[Start Records supplied]
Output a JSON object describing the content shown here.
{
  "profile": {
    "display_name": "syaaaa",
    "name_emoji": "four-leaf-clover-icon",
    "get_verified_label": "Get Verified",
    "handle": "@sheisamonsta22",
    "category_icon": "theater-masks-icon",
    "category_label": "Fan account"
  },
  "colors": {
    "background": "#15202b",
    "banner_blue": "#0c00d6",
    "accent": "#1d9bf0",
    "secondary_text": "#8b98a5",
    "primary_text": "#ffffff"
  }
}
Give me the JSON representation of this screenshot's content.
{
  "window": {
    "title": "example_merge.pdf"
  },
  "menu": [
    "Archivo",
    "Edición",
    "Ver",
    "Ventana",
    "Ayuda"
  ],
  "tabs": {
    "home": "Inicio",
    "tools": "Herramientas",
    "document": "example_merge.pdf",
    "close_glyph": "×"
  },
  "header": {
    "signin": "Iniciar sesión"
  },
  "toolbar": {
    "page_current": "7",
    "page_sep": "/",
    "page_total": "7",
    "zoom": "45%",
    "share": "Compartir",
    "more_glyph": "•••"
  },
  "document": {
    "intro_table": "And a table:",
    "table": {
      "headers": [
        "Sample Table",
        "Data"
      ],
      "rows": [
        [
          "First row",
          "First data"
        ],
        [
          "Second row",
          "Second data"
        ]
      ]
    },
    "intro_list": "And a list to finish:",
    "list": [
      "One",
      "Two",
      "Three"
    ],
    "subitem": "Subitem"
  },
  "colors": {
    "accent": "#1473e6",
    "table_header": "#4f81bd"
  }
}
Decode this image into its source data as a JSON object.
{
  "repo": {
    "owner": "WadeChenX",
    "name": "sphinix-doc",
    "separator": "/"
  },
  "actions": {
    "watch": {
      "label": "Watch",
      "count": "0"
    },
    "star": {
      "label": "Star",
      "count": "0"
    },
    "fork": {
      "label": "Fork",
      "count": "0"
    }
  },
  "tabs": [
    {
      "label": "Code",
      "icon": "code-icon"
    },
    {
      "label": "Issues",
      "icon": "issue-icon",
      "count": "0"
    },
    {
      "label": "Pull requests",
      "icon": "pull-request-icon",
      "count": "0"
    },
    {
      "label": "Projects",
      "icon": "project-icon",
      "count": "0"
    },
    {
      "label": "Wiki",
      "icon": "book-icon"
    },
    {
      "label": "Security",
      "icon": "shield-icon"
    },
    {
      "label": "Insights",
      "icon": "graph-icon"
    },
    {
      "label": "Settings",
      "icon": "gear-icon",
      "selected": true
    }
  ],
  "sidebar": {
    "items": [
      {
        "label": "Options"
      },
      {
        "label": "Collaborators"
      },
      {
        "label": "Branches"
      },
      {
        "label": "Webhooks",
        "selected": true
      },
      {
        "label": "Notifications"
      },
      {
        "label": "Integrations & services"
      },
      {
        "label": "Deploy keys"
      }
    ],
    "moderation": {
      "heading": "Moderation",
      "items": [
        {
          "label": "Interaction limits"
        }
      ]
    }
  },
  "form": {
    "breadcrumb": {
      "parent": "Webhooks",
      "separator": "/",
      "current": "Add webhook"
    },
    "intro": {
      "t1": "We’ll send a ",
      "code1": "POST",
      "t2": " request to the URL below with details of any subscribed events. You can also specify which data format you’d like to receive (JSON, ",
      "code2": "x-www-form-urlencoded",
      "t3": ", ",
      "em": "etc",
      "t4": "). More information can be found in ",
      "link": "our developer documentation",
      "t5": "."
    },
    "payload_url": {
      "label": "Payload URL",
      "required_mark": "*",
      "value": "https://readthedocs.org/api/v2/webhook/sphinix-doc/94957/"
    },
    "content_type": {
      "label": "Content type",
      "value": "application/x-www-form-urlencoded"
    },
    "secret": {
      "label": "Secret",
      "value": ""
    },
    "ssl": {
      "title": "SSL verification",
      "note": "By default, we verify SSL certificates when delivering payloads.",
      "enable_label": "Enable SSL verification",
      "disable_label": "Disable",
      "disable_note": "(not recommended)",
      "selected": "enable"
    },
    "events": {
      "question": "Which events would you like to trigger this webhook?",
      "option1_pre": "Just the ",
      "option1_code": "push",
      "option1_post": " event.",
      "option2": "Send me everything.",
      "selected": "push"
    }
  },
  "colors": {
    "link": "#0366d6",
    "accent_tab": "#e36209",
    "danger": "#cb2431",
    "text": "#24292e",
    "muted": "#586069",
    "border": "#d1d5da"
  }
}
[End Records supplied]
- **What is required**: Reproduce the data, keeping every line exactly the same.

- **Task output**:
Output a JSON object describing the content shown here.
{
  "profile": {
    "display_name": "syaaaa",
    "name_emoji": "four-leaf-clover-icon",
    "get_verified_label": "Get Verified",
    "handle": "@sheisamonsta22",
    "category_icon": "theater-masks-icon",
    "category_label": "Fan account"
  },
  "colors": {
    "background": "#15202b",
    "banner_blue": "#0c00d6",
    "accent": "#1d9bf0",
    "secondary_text": "#8b98a5",
    "primary_text": "#ffffff"
  }
}
Give me the JSON representation of this screenshot's content.
{
  "window": {
    "title": "example_merge.pdf"
  },
  "menu": [
    "Archivo",
    "Edición",
    "Ver",
    "Ventana",
    "Ayuda"
  ],
  "tabs": {
    "home": "Inicio",
    "tools": "Herramientas",
    "document": "example_merge.pdf",
    "close_glyph": "×"
  },
  "header": {
    "signin": "Iniciar sesión"
  },
  "toolbar": {
    "page_current": "7",
    "page_sep": "/",
    "page_total": "7",
    "zoom": "45%",
    "share": "Compartir",
    "more_glyph": "•••"
  },
  "document": {
    "intro_table": "And a table:",
    "table": {
      "headers": [
        "Sample Table",
        "Data"
      ],
      "rows": [
        [
          "First row",
          "First data"
        ],
        [
          "Second row",
          "Second data"
        ]
      ]
    },
    "intro_list": "And a list to finish:",
    "list": [
      "One",
      "Two",
      "Three"
    ],
    "subitem": "Subitem"
  },
  "colors": {
    "accent": "#1473e6",
    "table_header": "#4f81bd"
  }
}
Decode this image into its source data as a JSON object.
{
  "repo": {
    "owner": "WadeChenX",
    "name": "sphinix-doc",
    "separator": "/"
  },
  "actions": {
    "watch": {
      "label": "Watch",
      "count": "0"
    },
    "star": {
      "label": "Star",
      "count": "0"
    },
    "fork": {
      "label": "Fork",
      "count": "0"
    }
  },
  "tabs": [
    {
      "label": "Code",
      "icon": "code-icon"
    },
    {
      "label": "Issues",
      "icon": "issue-icon",
      "count": "0"
    },
    {
      "label": "Pull requests",
      "icon": "pull-request-icon",
      "count": "0"
    },
    {
      "label": "Projects",
      "icon": "project-icon",
      "count": "0"
    },
    {
      "label": "Wiki",
      "icon": "book-icon"
    },
    {
      "label": "Security",
      "icon": "shield-icon"
    },
    {
      "label": "Insights",
      "icon": "graph-icon"
    },
    {
      "label": "Settings",
      "icon": "gear-icon",
      "selected": true
    }
  ],
  "sidebar": {
    "items": [
      {
        "label": "Options"
      },
      {
        "label": "Collaborators"
      },
      {
        "label": "Branches"
      },
      {
        "label": "Webhooks",
        "selected": true
      },
      {
        "label": "Notifications"
      },
      {
        "label": "Integrations & services"
      },
      {
        "label": "Deploy keys"
      }
    ],
    "moderation": {
      "heading": "Moderation",
      "items": [
        {
          "label": "Interaction limits"
        }
      ]
    }
  },
  "form": {
    "breadcrumb": {
      "parent": "Webhooks",
      "separator": "/",
      "current": "Add webhook"
    },
    "intro": {
      "t1": "We’ll send a ",
      "code1": "POST",
      "t2": " request to the URL below with details of any subscribed events. You can also specify which data format you’d like to receive (JSON, ",
      "code2": "x-www-form-urlencoded",
      "t3": ", ",
      "em": "etc",
      "t4": "). More information can be found in ",
      "link": "our developer documentation",
      "t5": "."
    },
    "payload_url": {
      "label": "Payload URL",
      "required_mark": "*",
      "value": "https://readthedocs.org/api/v2/webhook/sphinix-doc/94957/"
    },
    "content_type": {
      "label": "Content type",
      "value": "application/x-www-form-urlencoded"
    },
    "secret": {
      "label": "Secret",
      "value": ""
    },
    "ssl": {
      "title": "SSL verification",
      "note": "By default, we verify SSL certificates when delivering payloads.",
      "enable_label": "Enable SSL verification",
      "disable_label": "Disable",
      "disable_note": "(not recommended)",
      "selected": "enable"
    },
    "events": {
      "question": "Which events would you like to trigger this webhook?",
      "option1_pre": "Just the ",
      "option1_code": "push",
      "option1_post": " event.",
      "option2": "Send me everything.",
      "selected": "push"
    }
  },
  "colors": {
    "link": "#0366d6",
    "accent_tab": "#e36209",
    "danger": "#cb2431",
    "text": "#24292e",
    "muted": "#586069",
    "border": "#d1d5da"
  }
}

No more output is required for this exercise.